WHAT IS BEING ASKED:
Could you copy every line from the material below in which "candlestick" appears?
── MATERIAL PROVIDED ──
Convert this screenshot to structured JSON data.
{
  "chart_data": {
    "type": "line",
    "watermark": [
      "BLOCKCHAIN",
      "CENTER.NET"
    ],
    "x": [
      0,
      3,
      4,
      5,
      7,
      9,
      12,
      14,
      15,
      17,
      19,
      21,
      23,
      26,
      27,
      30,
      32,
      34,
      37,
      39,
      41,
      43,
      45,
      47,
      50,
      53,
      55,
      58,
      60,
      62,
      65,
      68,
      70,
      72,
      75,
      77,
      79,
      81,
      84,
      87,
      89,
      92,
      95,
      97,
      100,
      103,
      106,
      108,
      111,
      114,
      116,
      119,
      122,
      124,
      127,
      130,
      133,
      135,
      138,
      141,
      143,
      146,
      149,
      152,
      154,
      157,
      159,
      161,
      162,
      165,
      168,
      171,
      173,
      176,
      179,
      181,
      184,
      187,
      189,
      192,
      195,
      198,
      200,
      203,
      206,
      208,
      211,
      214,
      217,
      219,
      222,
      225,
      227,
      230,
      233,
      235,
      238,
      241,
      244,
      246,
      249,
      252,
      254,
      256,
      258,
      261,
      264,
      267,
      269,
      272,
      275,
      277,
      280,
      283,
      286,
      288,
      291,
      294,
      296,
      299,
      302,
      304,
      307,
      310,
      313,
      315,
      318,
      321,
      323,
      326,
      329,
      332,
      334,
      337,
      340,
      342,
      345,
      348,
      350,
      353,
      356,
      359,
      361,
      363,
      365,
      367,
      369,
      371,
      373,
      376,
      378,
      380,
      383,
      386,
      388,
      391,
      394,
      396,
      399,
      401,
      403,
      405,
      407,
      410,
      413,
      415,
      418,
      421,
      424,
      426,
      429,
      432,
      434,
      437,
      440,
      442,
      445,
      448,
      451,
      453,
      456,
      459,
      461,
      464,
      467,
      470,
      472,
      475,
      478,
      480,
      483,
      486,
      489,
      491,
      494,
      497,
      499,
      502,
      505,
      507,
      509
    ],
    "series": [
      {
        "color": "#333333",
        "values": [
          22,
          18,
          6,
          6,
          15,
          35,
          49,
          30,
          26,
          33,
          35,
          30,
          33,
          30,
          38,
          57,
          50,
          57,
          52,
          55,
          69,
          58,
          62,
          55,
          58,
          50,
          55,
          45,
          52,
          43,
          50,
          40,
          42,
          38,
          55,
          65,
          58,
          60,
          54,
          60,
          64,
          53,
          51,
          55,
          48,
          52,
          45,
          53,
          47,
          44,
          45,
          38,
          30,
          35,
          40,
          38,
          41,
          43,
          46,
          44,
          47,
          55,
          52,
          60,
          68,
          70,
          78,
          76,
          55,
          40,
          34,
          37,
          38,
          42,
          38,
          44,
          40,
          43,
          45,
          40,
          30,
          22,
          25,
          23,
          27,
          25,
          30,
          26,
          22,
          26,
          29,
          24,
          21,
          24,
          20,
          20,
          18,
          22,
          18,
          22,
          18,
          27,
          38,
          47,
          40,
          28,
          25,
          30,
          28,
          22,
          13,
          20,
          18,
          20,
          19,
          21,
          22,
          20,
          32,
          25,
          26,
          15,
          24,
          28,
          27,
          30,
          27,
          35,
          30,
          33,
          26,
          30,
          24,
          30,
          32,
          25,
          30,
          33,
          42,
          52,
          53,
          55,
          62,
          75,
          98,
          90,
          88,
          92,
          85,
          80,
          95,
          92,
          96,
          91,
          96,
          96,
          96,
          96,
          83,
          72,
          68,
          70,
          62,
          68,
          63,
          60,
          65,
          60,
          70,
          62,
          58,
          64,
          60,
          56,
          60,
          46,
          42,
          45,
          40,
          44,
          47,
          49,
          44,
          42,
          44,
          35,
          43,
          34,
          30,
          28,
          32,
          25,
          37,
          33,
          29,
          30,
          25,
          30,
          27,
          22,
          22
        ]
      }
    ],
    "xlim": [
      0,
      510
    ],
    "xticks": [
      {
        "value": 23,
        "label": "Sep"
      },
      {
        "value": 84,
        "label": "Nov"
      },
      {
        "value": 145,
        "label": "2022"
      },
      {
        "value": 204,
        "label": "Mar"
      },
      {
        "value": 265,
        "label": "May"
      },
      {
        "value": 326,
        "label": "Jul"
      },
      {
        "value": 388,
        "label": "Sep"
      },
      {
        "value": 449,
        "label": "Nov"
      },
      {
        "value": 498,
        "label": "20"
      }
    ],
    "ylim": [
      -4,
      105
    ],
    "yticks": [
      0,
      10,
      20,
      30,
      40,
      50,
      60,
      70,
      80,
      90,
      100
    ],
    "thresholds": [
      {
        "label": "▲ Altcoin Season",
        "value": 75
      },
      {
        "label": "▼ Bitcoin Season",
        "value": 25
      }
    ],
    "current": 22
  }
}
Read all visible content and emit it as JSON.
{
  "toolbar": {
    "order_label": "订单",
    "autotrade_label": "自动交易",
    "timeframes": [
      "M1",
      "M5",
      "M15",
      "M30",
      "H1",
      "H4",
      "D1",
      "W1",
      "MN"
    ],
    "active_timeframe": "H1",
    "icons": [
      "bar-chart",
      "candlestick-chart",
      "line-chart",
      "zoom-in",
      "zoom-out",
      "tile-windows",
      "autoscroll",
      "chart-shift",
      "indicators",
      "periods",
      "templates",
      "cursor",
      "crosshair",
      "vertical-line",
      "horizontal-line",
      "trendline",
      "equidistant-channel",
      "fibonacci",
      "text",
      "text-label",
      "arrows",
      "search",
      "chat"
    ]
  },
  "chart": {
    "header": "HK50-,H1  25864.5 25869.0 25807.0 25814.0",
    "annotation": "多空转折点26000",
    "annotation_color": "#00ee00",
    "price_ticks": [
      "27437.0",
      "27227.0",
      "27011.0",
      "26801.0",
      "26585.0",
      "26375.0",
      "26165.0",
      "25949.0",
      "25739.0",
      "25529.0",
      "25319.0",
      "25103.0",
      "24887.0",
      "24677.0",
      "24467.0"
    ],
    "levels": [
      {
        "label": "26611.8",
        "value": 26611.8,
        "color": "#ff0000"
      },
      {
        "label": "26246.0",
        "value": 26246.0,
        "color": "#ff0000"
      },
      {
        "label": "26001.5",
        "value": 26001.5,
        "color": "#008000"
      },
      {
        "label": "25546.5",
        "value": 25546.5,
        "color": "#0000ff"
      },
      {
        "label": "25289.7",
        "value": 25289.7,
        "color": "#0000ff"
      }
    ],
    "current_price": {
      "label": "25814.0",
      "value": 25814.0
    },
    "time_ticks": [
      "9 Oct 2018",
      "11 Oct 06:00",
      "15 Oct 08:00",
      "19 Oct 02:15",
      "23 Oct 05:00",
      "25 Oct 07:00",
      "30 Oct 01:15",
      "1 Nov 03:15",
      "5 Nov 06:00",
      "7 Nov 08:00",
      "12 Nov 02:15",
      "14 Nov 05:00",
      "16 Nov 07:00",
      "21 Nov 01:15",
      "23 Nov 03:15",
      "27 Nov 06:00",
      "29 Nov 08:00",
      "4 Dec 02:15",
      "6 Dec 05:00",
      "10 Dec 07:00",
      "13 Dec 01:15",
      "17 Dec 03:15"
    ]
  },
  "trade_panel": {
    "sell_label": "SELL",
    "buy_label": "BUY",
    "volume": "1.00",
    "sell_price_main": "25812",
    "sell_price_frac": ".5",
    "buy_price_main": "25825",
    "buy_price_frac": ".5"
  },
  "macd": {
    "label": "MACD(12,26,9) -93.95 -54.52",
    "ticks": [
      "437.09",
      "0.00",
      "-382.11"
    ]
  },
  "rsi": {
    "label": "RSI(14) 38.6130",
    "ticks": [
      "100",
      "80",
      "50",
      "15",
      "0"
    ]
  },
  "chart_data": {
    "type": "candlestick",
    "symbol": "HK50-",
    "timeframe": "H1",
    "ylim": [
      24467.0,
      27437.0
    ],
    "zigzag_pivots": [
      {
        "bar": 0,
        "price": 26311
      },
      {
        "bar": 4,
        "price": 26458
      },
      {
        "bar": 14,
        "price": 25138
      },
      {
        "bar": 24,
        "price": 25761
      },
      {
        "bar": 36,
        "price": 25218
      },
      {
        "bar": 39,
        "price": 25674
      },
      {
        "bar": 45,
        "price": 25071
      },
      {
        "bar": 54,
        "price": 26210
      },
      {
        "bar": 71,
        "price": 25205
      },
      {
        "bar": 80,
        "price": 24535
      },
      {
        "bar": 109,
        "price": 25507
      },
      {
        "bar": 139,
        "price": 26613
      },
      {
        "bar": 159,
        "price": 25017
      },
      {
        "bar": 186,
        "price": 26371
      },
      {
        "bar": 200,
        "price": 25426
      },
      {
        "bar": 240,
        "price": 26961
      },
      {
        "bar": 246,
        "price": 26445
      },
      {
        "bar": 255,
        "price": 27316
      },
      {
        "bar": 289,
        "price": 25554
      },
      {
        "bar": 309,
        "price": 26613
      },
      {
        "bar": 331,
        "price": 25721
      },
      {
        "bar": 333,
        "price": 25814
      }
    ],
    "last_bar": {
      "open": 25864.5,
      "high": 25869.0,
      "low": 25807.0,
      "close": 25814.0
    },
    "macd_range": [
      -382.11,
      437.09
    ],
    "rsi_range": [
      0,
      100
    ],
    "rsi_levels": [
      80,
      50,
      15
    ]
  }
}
───
EXERCISE RESPONSE:
      "candlestick-chart",
    "type": "candlestick",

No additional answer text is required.